### Work to be completed
Show every line below where "C项正确" can be found.

Source records
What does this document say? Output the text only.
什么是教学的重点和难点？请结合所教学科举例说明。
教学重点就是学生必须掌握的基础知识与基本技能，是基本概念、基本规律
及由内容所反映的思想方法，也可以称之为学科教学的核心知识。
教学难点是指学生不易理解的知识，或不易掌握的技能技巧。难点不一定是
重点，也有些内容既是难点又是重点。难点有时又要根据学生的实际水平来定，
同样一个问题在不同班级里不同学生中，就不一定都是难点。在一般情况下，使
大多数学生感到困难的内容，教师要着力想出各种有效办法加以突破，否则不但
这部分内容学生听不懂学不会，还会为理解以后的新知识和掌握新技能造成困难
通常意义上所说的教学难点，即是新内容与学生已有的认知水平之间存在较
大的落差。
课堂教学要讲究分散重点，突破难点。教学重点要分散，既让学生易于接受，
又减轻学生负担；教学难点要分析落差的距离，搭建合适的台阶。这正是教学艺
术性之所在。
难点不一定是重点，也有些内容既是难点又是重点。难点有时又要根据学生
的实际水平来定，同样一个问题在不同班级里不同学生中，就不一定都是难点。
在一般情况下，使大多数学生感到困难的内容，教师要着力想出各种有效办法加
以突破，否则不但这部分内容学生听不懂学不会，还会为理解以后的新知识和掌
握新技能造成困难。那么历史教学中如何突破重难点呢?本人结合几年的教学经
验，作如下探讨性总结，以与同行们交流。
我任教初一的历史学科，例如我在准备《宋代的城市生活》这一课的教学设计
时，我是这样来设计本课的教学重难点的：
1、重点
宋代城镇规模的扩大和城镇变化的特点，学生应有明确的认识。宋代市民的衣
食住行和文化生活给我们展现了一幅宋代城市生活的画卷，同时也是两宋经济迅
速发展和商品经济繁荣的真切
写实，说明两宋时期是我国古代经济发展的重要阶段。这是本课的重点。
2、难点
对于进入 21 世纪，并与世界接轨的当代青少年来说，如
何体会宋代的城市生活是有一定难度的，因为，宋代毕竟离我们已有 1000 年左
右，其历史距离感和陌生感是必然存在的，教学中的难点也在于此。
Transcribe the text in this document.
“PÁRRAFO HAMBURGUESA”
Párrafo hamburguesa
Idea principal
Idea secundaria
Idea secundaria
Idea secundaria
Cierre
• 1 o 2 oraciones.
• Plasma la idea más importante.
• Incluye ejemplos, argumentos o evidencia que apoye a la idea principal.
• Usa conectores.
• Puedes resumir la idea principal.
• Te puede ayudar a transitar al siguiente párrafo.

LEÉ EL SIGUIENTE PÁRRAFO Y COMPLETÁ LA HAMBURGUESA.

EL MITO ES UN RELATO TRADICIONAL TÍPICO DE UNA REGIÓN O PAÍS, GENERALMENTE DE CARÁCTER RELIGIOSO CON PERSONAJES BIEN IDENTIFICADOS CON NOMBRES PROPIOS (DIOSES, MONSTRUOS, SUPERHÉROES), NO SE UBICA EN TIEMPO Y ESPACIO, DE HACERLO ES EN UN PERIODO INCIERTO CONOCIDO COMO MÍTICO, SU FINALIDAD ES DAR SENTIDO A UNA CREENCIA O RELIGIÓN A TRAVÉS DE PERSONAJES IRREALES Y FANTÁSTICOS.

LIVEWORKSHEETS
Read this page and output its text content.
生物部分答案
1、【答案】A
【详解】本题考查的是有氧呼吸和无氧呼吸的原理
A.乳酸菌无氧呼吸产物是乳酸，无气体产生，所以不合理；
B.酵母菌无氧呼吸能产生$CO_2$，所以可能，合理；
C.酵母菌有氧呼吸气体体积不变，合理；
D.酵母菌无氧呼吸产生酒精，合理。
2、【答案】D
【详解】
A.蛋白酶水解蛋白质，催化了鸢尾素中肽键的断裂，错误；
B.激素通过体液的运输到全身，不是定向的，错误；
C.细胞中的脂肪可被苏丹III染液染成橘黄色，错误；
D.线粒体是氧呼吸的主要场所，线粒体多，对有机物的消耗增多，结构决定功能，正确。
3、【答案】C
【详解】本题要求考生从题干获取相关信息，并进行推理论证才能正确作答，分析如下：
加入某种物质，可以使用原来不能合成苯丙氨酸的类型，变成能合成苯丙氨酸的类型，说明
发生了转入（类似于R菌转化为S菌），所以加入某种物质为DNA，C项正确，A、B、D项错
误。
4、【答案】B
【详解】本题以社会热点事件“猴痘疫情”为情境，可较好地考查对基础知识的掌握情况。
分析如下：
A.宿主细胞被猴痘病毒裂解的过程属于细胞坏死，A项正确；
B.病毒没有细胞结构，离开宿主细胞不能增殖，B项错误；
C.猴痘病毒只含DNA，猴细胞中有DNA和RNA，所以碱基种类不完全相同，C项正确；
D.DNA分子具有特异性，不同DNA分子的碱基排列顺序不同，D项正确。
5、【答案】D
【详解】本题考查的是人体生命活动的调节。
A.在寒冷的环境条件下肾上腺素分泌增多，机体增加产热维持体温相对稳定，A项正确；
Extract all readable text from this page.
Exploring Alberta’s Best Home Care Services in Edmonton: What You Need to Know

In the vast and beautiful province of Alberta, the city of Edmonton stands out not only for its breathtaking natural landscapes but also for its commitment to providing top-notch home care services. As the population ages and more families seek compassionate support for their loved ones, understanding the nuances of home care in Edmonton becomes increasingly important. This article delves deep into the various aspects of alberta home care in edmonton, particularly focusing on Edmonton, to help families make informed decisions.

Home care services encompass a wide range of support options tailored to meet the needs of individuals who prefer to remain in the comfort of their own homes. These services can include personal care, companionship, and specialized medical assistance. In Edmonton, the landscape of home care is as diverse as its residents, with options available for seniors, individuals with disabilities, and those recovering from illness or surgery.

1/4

### Exercise answer
发生了转入（类似于R菌转化为S菌），所以加入某种物质为DNA，C项正确，A、B、D项错
C.猴痘病毒只含DNA，猴细胞中有DNA和RNA，所以碱基种类不完全相同，C项正确；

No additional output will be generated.